| PROMPT |
Search the material for the string "resistance", then return every line where it is found.

[Stored dataset items]
::::::::::

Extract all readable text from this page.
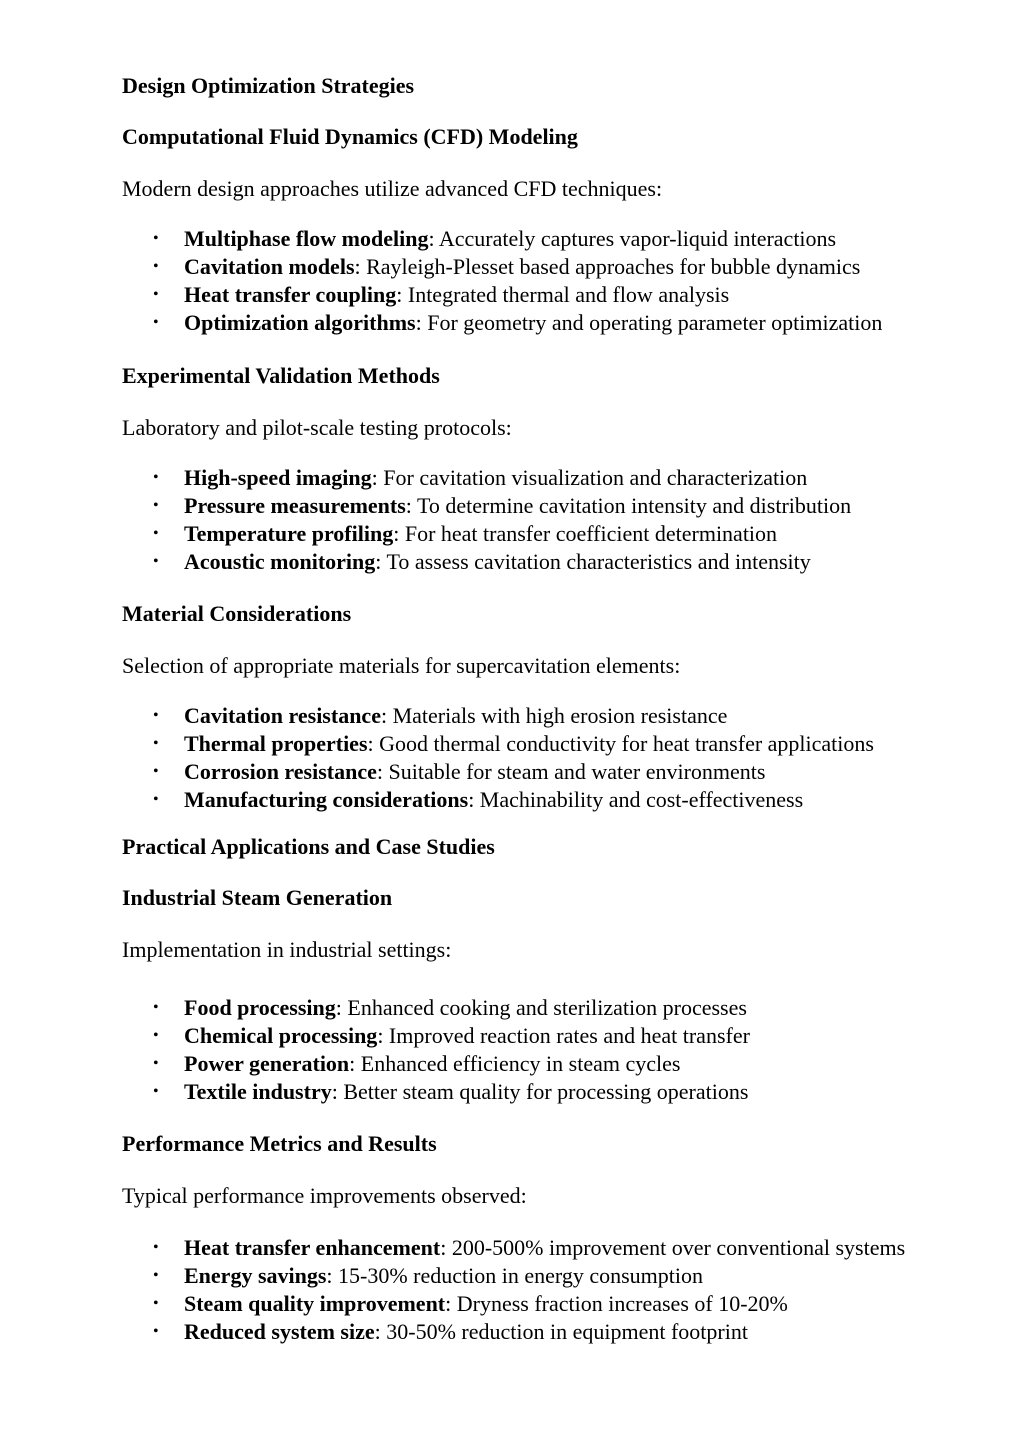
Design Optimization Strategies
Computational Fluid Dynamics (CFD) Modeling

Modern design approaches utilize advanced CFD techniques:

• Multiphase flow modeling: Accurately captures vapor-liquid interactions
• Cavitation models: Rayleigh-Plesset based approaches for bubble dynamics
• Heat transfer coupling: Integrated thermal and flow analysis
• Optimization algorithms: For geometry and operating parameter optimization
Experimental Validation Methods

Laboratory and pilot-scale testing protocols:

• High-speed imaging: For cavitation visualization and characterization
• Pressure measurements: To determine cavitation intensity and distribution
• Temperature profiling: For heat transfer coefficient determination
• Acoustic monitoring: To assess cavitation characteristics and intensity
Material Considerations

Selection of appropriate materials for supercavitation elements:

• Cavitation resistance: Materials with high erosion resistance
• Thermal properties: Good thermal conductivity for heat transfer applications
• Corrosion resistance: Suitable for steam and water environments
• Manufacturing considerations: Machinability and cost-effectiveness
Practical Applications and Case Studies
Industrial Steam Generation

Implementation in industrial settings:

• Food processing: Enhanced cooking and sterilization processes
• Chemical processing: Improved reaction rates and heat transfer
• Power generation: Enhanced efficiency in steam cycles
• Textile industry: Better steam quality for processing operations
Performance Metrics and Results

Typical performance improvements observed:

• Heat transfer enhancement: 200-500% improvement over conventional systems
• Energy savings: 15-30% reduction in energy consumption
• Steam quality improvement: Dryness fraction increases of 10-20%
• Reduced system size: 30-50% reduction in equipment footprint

::::::::::

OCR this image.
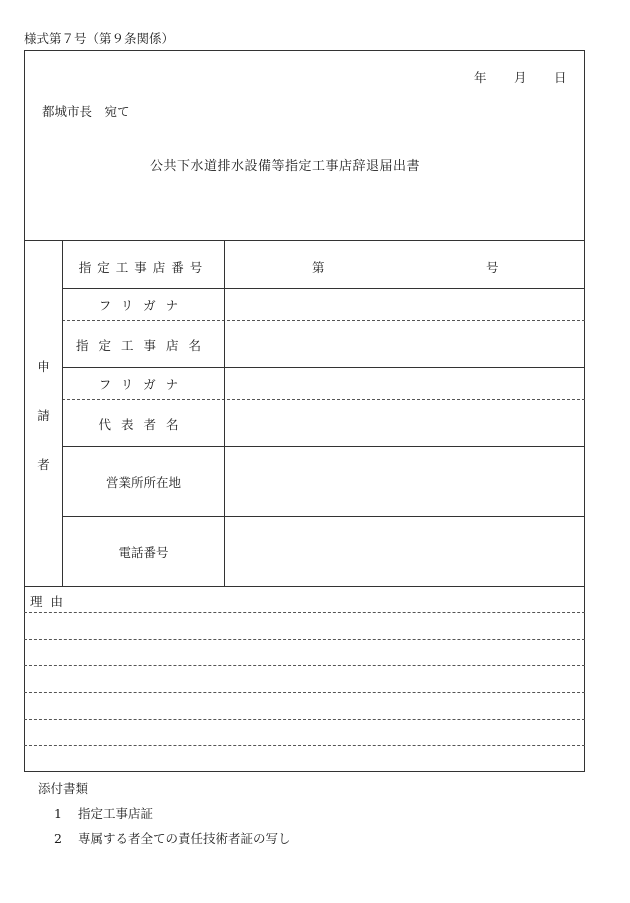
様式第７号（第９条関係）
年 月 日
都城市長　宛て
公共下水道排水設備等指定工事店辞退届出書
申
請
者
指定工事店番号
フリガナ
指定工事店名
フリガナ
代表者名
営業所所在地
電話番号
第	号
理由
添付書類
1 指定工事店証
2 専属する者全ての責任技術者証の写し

::::::::::

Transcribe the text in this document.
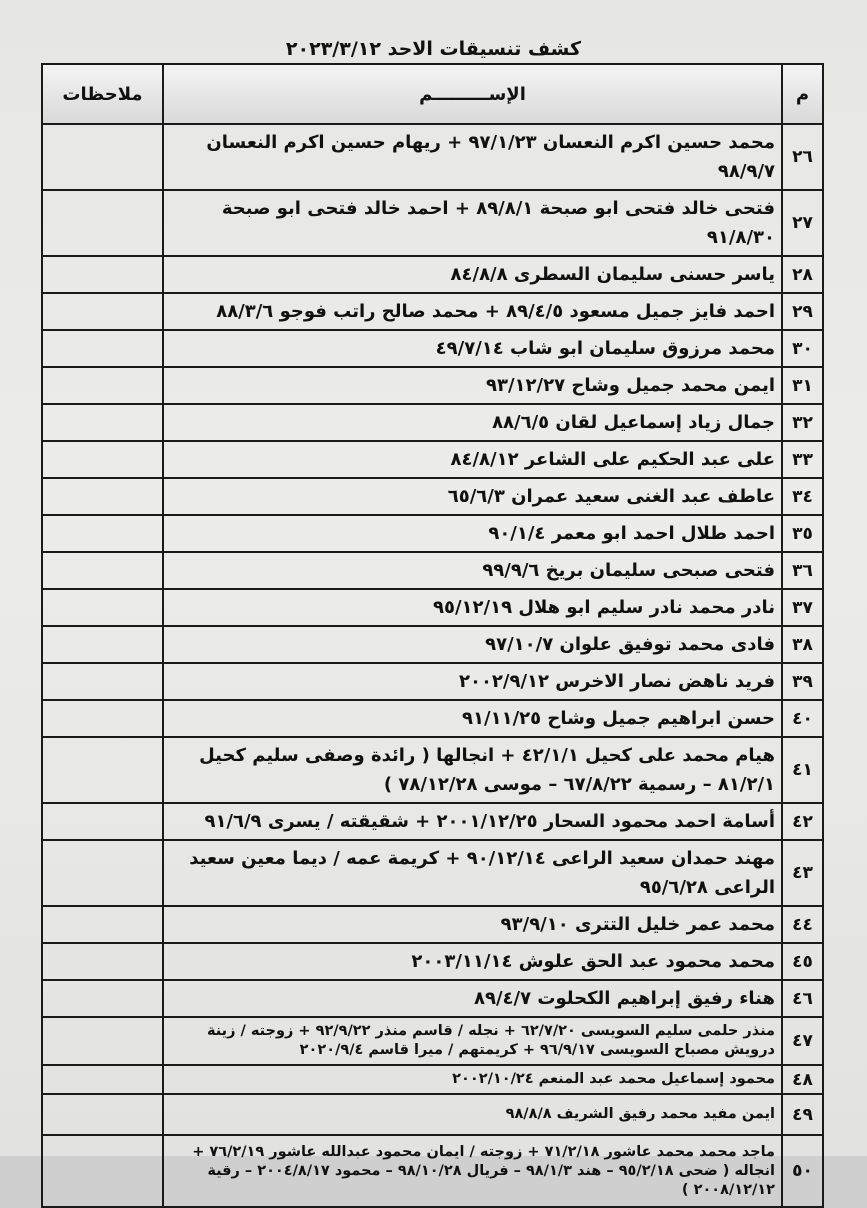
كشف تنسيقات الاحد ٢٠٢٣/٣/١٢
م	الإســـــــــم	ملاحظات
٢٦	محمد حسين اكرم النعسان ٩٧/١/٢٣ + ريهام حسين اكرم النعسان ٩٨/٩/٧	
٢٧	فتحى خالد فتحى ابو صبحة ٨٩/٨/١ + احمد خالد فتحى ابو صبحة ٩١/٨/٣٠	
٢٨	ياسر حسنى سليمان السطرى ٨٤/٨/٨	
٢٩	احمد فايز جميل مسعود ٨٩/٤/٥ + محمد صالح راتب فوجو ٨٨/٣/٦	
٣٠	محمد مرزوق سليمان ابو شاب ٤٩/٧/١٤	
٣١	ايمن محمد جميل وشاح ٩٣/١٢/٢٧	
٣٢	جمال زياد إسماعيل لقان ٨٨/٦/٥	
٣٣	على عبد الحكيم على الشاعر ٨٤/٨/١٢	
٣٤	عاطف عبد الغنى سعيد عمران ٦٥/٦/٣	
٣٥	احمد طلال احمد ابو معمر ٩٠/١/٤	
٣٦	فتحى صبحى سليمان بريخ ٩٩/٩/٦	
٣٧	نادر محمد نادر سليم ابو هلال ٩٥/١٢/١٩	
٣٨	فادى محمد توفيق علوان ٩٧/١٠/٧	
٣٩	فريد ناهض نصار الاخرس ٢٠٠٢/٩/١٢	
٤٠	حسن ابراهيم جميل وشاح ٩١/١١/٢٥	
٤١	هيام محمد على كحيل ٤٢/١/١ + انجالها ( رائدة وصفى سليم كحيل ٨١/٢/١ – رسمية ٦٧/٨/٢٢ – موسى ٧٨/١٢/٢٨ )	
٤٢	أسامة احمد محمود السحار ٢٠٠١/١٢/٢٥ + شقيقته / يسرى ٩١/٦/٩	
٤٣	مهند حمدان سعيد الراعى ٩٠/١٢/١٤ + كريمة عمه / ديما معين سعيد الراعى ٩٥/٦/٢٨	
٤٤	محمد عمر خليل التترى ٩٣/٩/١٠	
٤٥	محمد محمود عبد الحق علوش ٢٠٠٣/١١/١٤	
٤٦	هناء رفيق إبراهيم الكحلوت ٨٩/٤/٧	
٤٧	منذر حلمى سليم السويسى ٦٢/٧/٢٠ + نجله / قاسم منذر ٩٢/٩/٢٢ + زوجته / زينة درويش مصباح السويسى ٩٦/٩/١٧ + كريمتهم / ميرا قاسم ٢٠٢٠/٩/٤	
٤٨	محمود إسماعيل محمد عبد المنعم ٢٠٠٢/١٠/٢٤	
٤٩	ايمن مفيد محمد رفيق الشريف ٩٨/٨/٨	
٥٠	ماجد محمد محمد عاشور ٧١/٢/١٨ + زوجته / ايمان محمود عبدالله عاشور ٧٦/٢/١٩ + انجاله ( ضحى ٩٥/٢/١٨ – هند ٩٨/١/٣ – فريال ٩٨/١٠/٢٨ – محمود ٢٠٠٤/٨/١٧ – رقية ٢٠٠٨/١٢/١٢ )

::::::::::

| CORRECT OUTPUT |
• Cavitation resistance: Materials with high erosion resistance
• Corrosion resistance: Suitable for steam and water environments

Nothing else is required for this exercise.